Pictures in the records should not be copied, but every other part must be repeated exactly.

● ● ● ● ●

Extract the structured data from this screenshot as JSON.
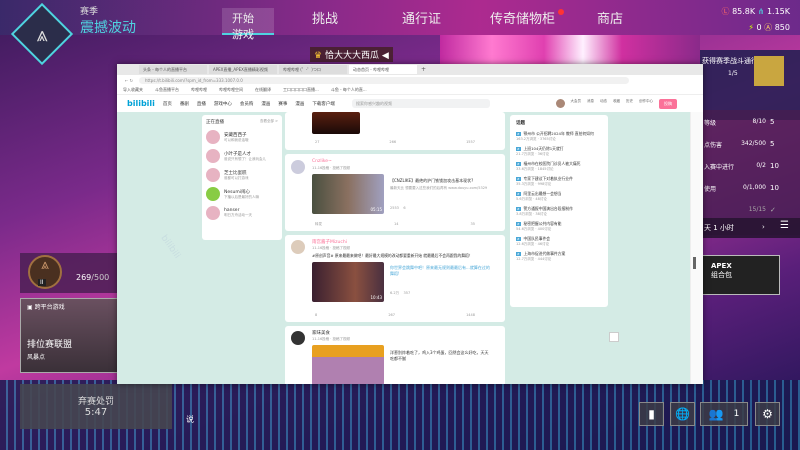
{
  "game": {
    "season_label": "赛季",
    "season_name": "震撼波动",
    "nav": [
      "开始游戏",
      "挑战",
      "通行证",
      "传奇储物柜",
      "商店"
    ],
    "currency": {
      "legend_tokens": "85.8K",
      "crafting": "1.15K",
      "apex_coins": "0",
      "gold": "850"
    },
    "player_name": "恰大大大西瓜",
    "battlepass": {
      "title": "获得赛季战斗通行证",
      "progress": "1/5"
    },
    "challenges": [
      {
        "label": "等级",
        "value": "8/10",
        "reward": "5"
      },
      {
        "label": "点伤害",
        "value": "342/500",
        "reward": "5"
      },
      {
        "label": "入赛中进行",
        "value": "0/2",
        "reward": "10"
      },
      {
        "label": "使用",
        "value": "0/1,000",
        "reward": "10"
      },
      {
        "label": "",
        "value": "15/15",
        "reward": "✓"
      }
    ],
    "challenge_timer": "天 1 小时",
    "promo": {
      "title": "APEX",
      "subtitle": "组合包"
    },
    "rank": {
      "tier": "II",
      "points": "269",
      "max": "/500"
    },
    "mode": {
      "tag": "跨平台游戏",
      "name": "排位赛联盟",
      "map": "风暴点"
    },
    "penalty": {
      "label": "弃赛处罚",
      "timer": "5:47"
    },
    "chat_label": "说",
    "party_count": "1"
  },
  "browser": {
    "tabs": [
      "头条 - 每个人的直播平台",
      "APEX直播_APEX直播精彩视频",
      "哔哩哔哩 (゜-゜)つロ",
      "动态首页 - 哔哩哔哩"
    ],
    "url": "https://t.bilibili.com/?spm_id_from=333.1007.0.0",
    "bookmarks": [
      "导入收藏夹",
      "斗鱼直播平台",
      "哔哩哔哩",
      "哔哩哔哩空间",
      "在线翻译",
      "工口口口口口直播...",
      "斗鱼 - 每个人的直..."
    ],
    "header": {
      "logo": "bilibili",
      "nav": [
        "首页",
        "番剧",
        "直播",
        "游戏中心",
        "会员购",
        "漫画",
        "赛事",
        "漫画"
      ],
      "download": "下载客户端",
      "search_placeholder": "搜索你感兴趣的视频",
      "icons": [
        "大会员",
        "消息",
        "动态",
        "收藏",
        "历史",
        "创作中心"
      ],
      "upload": "投稿"
    },
    "live": {
      "title": "正在直播",
      "more": "查看全部 >",
      "items": [
        {
          "name": "安藏西西子",
          "desc": "可以和我说话哦"
        },
        {
          "name": "小叶子是人才",
          "desc": "谁说只有想了！让我玩会儿"
        },
        {
          "name": "芝士比蛋糕",
          "desc": "谁都可以打游戏"
        },
        {
          "name": "Nesumi闹心",
          "desc": "下播以后是最好的人嘛"
        },
        {
          "name": "hanser",
          "desc": "明日方舟活动一天"
        }
      ]
    },
    "posts": [
      {
        "stats": [
          "27",
          "266",
          "1557"
        ]
      },
      {
        "author": "Cnzlike~",
        "meta": "11-16投稿 · 投稿了视频",
        "title": "【CNZLIKE】最绝的护门铁锁加攻击基本现状?",
        "desc": "最新天比 想要要入这些我们的后再有 www.douyu.com/5329",
        "duration": "05:15",
        "views": "2553",
        "danmaku": "6",
        "stats": [
          "转发",
          "14",
          "35"
        ]
      },
      {
        "author": "雨宫酱子Mizuchi",
        "meta": "11-16投稿 · 投稿了视频",
        "text": "#原创声音# 原来最最来做吧！最好最大规模的改动都要重新开始 就最最后不会再跟我的舞蹈！",
        "title": "你世界会跳舞中吧！原来最无规则最最后有...就算在过的舞蹈!",
        "duration": "10:43",
        "views": "6.2万",
        "danmaku": "357",
        "stats": [
          "8",
          "267",
          "1448"
        ]
      },
      {
        "author": "家味美食",
        "meta": "11-16投稿 · 投稿了视频",
        "title": "洋葱别炸着吃了，鸡入3个鸡蛋，回然会这么好吃，天天吃都不腻"
      }
    ],
    "topics": {
      "title": "话题",
      "items": [
        {
          "t": "鄂州市 公开招聘2024年 教师 直拍何如何",
          "m": "163.2万浏览 · 3765讨论"
        },
        {
          "t": "上班104天仍除1天就打",
          "m": "21.7万浏览 · 36讨论"
        },
        {
          "t": "福州市在校医院门诊员人被大痛死",
          "m": "33.6万浏览 · 1845讨论"
        },
        {
          "t": "专家下建议下对着执业行业件",
          "m": "35.3万浏览 · 998讨论"
        },
        {
          "t": "阿里云出最想一会想当",
          "m": "5.6万浏览 · 48讨论"
        },
        {
          "t": "警方通报中国演出台段报制作",
          "m": "3.8万浏览 · 38讨论"
        },
        {
          "t": "秘密把握公共内容有能",
          "m": "54.6万浏览 · 400讨论"
        },
        {
          "t": "中国队民事件会",
          "m": "12.6万浏览 · 46讨论"
        },
        {
          "t": "上海市促进代做事件方案",
          "m": "12.7万浏览 · 444讨论"
        }
      ]
    }
  },
  "colors": {
    "accent": "#4fd3e0",
    "bili_pink": "#fb7299",
    "bili_blue": "#00a1d6",
    "bg_teal": "#d4ebe5"
  }
}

● ● ● ● ●

:: WRITTEN SOLUTION ::
Extract the structured data from this screenshot as JSON.
{
  "game": {
    "season_label": "赛季",
    "season_name": "震撼波动",
    "nav": [
      "开始游戏",
      "挑战",
      "通行证",
      "传奇储物柜",
      "商店"
    ],
    "currency": {
      "legend_tokens": "85.8K",
      "crafting": "1.15K",
      "apex_coins": "0",
      "gold": "850"
    },
    "player_name": "恰大大大西瓜",
    "battlepass": {
      "title": "获得赛季战斗通行证",
      "progress": "1/5"
    },
    "challenges": [
      {
        "label": "等级",
        "value": "8/10",
        "reward": "5"
      },
      {
        "label": "点伤害",
        "value": "342/500",
        "reward": "5"
      },
      {
        "label": "入赛中进行",
        "value": "0/2",
        "reward": "10"
      },
      {
        "label": "使用",
        "value": "0/1,000",
        "reward": "10"
      },
      {
        "label": "",
        "value": "15/15",
        "reward": "✓"
      }
    ],
    "challenge_timer": "天 1 小时",
    "promo": {
      "title": "APEX",
      "subtitle": "组合包"
    },
    "rank": {
      "tier": "II",
      "points": "269",
      "max": "/500"
    },
    "mode": {
      "tag": "跨平台游戏",
      "name": "排位赛联盟",
      "map": "风暴点"
    },
    "penalty": {
      "label": "弃赛处罚",
      "timer": "5:47"
    },
    "chat_label": "说",
    "party_count": "1"
  },
  "browser": {
    "tabs": [
      "头条 - 每个人的直播平台",
      "APEX直播_APEX直播精彩视频",
      "哔哩哔哩 (゜-゜)つロ",
      "动态首页 - 哔哩哔哩"
    ],
    "url": "https://t.bilibili.com/?spm_id_from=333.1007.0.0",
    "bookmarks": [
      "导入收藏夹",
      "斗鱼直播平台",
      "哔哩哔哩",
      "哔哩哔哩空间",
      "在线翻译",
      "工口口口口口直播...",
      "斗鱼 - 每个人的直..."
    ],
    "header": {
      "logo": "bilibili",
      "nav": [
        "首页",
        "番剧",
        "直播",
        "游戏中心",
        "会员购",
        "漫画",
        "赛事",
        "漫画"
      ],
      "download": "下载客户端",
      "search_placeholder": "搜索你感兴趣的视频",
      "icons": [
        "大会员",
        "消息",
        "动态",
        "收藏",
        "历史",
        "创作中心"
      ],
      "upload": "投稿"
    },
    "live": {
      "title": "正在直播",
      "more": "查看全部 >",
      "items": [
        {
          "name": "安藏西西子",
          "desc": "可以和我说话哦"
        },
        {
          "name": "小叶子是人才",
          "desc": "谁说只有想了！让我玩会儿"
        },
        {
          "name": "芝士比蛋糕",
          "desc": "谁都可以打游戏"
        },
        {
          "name": "Nesumi闹心",
          "desc": "下播以后是最好的人嘛"
        },
        {
          "name": "hanser",
          "desc": "明日方舟活动一天"
        }
      ]
    },
    "posts": [
      {
        "stats": [
          "27",
          "266",
          "1557"
        ]
      },
      {
        "author": "Cnzlike~",
        "meta": "11-16投稿 · 投稿了视频",
        "title": "【CNZLIKE】最绝的护门铁锁加攻击基本现状?",
        "desc": "最新天比 想要要入这些我们的后再有 www.douyu.com/5329",
        "duration": "05:15",
        "views": "2553",
        "danmaku": "6",
        "stats": [
          "转发",
          "14",
          "35"
        ]
      },
      {
        "author": "雨宫酱子Mizuchi",
        "meta": "11-16投稿 · 投稿了视频",
        "text": "#原创声音# 原来最最来做吧！最好最大规模的改动都要重新开始 就最最后不会再跟我的舞蹈！",
        "title": "你世界会跳舞中吧！原来最无规则最最后有...就算在过的舞蹈!",
        "duration": "10:43",
        "views": "6.2万",
        "danmaku": "357",
        "stats": [
          "8",
          "267",
          "1448"
        ]
      },
      {
        "author": "家味美食",
        "meta": "11-16投稿 · 投稿了视频",
        "title": "洋葱别炸着吃了，鸡入3个鸡蛋，回然会这么好吃，天天吃都不腻"
      }
    ],
    "topics": {
      "title": "话题",
      "items": [
        {
          "t": "鄂州市 公开招聘2024年 教师 直拍何如何",
          "m": "163.2万浏览 · 3765讨论"
        },
        {
          "t": "上班104天仍除1天就打",
          "m": "21.7万浏览 · 36讨论"
        },
        {
          "t": "福州市在校医院门诊员人被大痛死",
          "m": "33.6万浏览 · 1845讨论"
        },
        {
          "t": "专家下建议下对着执业行业件",
          "m": "35.3万浏览 · 998讨论"
        },
        {
          "t": "阿里云出最想一会想当",
          "m": "5.6万浏览 · 48讨论"
        },
        {
          "t": "警方通报中国演出台段报制作",
          "m": "3.8万浏览 · 38讨论"
        },
        {
          "t": "秘密把握公共内容有能",
          "m": "54.6万浏览 · 400讨论"
        },
        {
          "t": "中国队民事件会",
          "m": "12.6万浏览 · 46讨论"
        },
        {
          "t": "上海市促进代做事件方案",
          "m": "12.7万浏览 · 444讨论"
        }
      ]
    }
  },
  "colors": {
    "accent": "#4fd3e0",
    "bili_pink": "#fb7299",
    "bili_blue": "#00a1d6",
    "bg_teal": "#d4ebe5"
  }
}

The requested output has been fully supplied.